### [Task statement]
Gather the lines from the material that contain "Тренд".

····················

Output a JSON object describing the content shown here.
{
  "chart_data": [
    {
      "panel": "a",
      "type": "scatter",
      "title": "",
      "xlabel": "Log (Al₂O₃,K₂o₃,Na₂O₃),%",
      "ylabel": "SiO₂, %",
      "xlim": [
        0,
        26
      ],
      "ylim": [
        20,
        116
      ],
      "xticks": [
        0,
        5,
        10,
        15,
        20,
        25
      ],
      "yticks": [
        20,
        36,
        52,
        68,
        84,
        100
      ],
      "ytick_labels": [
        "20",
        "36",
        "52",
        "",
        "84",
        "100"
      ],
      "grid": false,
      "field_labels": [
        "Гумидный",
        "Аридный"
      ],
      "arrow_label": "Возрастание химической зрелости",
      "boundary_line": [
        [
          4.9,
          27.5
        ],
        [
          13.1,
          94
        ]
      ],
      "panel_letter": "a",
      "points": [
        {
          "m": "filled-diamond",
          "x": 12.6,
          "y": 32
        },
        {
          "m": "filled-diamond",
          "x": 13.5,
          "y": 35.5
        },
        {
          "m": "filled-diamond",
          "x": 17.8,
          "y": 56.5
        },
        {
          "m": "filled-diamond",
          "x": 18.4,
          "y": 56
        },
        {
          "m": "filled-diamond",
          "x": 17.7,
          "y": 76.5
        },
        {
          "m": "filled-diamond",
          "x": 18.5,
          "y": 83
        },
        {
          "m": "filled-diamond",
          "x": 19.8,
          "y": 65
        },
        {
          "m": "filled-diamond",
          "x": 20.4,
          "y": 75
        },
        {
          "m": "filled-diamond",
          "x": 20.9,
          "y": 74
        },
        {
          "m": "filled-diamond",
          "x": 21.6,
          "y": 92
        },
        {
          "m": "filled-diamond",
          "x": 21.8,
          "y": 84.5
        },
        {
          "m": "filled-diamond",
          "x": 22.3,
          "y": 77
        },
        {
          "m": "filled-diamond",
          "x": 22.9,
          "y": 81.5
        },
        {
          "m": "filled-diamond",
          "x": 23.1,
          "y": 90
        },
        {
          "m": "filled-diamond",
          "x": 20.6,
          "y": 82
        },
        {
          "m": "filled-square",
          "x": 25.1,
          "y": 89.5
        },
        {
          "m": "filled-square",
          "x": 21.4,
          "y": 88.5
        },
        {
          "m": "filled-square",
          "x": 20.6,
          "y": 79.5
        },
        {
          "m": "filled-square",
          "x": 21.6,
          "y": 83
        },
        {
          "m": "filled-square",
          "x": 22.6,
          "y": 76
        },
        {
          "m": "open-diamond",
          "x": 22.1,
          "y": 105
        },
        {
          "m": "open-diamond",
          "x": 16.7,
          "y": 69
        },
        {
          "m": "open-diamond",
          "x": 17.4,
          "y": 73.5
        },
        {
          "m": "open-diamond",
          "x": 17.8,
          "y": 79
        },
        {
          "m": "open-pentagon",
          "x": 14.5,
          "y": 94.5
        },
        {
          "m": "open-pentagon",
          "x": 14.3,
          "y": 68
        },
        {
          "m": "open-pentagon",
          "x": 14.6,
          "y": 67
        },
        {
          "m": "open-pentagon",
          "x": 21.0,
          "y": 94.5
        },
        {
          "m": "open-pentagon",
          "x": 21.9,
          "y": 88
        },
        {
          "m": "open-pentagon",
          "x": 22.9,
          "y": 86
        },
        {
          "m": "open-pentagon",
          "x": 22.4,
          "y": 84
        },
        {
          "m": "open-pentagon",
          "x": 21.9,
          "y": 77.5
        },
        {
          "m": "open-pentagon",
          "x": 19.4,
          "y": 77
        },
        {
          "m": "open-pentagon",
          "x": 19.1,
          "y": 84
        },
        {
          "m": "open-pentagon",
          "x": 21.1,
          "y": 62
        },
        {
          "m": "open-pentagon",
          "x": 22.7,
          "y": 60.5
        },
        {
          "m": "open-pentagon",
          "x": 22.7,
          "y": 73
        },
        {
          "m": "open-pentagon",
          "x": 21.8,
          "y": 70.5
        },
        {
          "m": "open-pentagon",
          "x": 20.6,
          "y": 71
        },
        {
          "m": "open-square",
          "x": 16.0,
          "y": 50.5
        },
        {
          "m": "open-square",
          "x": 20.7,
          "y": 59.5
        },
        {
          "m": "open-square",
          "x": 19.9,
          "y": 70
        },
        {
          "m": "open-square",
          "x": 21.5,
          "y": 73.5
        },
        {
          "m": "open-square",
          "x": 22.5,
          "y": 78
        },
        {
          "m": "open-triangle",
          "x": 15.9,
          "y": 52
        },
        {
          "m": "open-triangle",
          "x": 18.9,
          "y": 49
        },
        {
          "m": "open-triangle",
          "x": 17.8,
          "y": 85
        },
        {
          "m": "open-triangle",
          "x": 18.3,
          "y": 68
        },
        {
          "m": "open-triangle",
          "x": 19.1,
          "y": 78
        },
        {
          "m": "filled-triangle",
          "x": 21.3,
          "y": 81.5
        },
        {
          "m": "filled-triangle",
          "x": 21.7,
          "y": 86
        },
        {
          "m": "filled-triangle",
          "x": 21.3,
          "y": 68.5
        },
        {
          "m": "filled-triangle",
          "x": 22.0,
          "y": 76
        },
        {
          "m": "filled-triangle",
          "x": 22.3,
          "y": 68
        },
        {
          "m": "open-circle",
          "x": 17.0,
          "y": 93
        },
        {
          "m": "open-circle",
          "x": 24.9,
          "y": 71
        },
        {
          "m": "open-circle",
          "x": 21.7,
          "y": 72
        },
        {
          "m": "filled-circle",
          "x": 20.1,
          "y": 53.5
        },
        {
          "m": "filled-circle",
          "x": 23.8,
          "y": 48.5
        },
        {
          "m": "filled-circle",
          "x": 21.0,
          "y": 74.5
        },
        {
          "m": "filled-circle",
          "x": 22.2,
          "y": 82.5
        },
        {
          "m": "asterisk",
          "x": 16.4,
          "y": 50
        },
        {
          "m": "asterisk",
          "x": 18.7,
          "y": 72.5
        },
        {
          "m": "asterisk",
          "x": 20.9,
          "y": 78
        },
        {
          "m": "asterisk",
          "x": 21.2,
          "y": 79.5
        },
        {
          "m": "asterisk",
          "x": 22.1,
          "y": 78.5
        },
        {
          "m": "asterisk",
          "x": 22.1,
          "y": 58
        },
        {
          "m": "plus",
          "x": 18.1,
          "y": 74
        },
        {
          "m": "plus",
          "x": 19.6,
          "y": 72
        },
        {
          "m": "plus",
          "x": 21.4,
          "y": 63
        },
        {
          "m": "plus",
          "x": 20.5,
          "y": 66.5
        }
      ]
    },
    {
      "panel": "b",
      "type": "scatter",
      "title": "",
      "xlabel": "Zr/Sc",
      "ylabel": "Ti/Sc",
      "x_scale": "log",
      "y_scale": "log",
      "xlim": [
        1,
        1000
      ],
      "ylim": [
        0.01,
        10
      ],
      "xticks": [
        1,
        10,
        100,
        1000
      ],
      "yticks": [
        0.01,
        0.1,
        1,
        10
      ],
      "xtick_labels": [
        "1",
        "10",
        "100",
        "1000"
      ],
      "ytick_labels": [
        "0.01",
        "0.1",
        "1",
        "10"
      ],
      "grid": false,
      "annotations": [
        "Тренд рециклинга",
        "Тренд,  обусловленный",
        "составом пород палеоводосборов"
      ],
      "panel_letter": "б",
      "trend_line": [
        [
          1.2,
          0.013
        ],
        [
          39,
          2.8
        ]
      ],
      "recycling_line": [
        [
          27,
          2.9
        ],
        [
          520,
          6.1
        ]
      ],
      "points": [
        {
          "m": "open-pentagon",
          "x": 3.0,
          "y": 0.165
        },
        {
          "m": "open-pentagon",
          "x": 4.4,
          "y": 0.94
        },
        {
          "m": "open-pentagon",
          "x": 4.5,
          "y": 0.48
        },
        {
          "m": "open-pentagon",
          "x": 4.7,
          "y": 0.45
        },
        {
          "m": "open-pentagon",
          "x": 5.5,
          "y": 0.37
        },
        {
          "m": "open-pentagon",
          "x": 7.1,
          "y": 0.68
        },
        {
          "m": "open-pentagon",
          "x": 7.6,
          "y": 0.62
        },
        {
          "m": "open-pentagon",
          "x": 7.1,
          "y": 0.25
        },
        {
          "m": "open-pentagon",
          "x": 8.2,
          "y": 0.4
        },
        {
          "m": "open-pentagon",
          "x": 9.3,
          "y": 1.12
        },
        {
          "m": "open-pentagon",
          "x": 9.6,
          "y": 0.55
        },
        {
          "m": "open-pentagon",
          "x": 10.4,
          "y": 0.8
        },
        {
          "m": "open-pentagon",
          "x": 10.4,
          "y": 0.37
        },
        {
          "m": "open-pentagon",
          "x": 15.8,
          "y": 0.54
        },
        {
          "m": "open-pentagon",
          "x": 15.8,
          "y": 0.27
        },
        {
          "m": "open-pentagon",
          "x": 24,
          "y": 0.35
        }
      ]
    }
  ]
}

····················

### [The reply]
        "Тренд рециклинга",
        "Тренд,  обусловленный",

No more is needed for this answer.